6 - Giannozzo Manetti a Vespasiano. [Firenze], [settembre-ottobre 1449].
Messer Gianozzo Manetti a Vespasiano salute.
Egli è più dì ch'io ricevetti una tua, alla quale non ho potuto prima fare risposta per molte et varie occhupationi publice di questa nostra benedecta città, le quali quanto più fuggho, tanto più a ghara mi corrono dietro. Et io vorrei pure in queste cose gratificare a Dio, al quale io sono certo che lle piacciono grandemente, et satisfare a me medesimo et al debito che mi pare avere verso la patria, poiché la m'ingenerò, che Idio gliel perdoni, ch'ella m'ha dato et dà et darà sempre bigha; et io ho facto, fo et farò durante la vita il contrario a llei sine intermissione, benché lui paia essere certo ch'io non abbi avere né altro grado né altro merito che l'usato. Pure nientedimeno io spero et confidomi nell'eterno giudice qui non mentitur, et retribuet unicuique secundum opera sua, et qui scrutatur corda et renes, Deus.
Et per questa cagione io vi metto tempo assai, per non lasciare alchuna cosa adietro che s'appartengha o alla degnità di qualunque magistrato io habbia, o a qualunche commissione mi sia facta. Et quando io mi trovavo degli Otto al tempo degli altri Priori, ne fe' parecchi pruove, peroché in verità in quel tempo l'ufficio nostro governava il tutto; et poi, al tempo de' presenti, ho avuto anchora circa all'ordinatione s'è presa de' facti del Comune pur delle brighe et noie assai. Et pertanto ti priegho m'ametta la schusa del non t'avere prima risposto.

Estratto dati –

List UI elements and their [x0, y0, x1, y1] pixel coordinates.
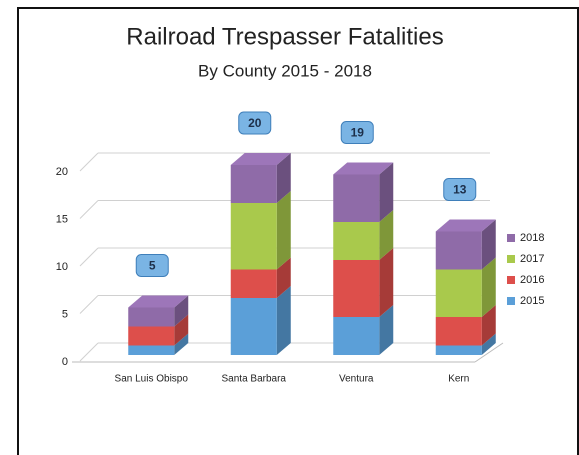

Compiti richiesti –
1) Trascrivi dalla lettera di Giannozzo Manetti a Vespasiano il passo compreso tra "Et per questa" e "t'avere prima risposto.", estremi inclusi.
2) Nella lettera di Giannozzo Manetti a Vespasiano, di quale magistratura dice Manetti di aver fatto parte al tempo degli altri Priori?

Elenco risposte –
1)
Et per questa cagione io vi metto tempo assai, per non lasciare alchuna cosa adietro che s'appartengha o alla degnità di qualunque magistrato io habbia, o a qualunche commissione mi sia facta. Et quando io mi trovavo degli Otto al tempo degli altri Priori, ne fe' parecchi pruove, peroché in verità in quel tempo l'ufficio nostro governava il tutto; et poi, al tempo de' presenti, ho avuto anchora circa all'ordinatione s'è presa de' facti del Comune pur delle brighe et noie assai. Et pertanto ti priegho m'ametta la schusa del non t'avere prima risposto.

2) Degli Otto.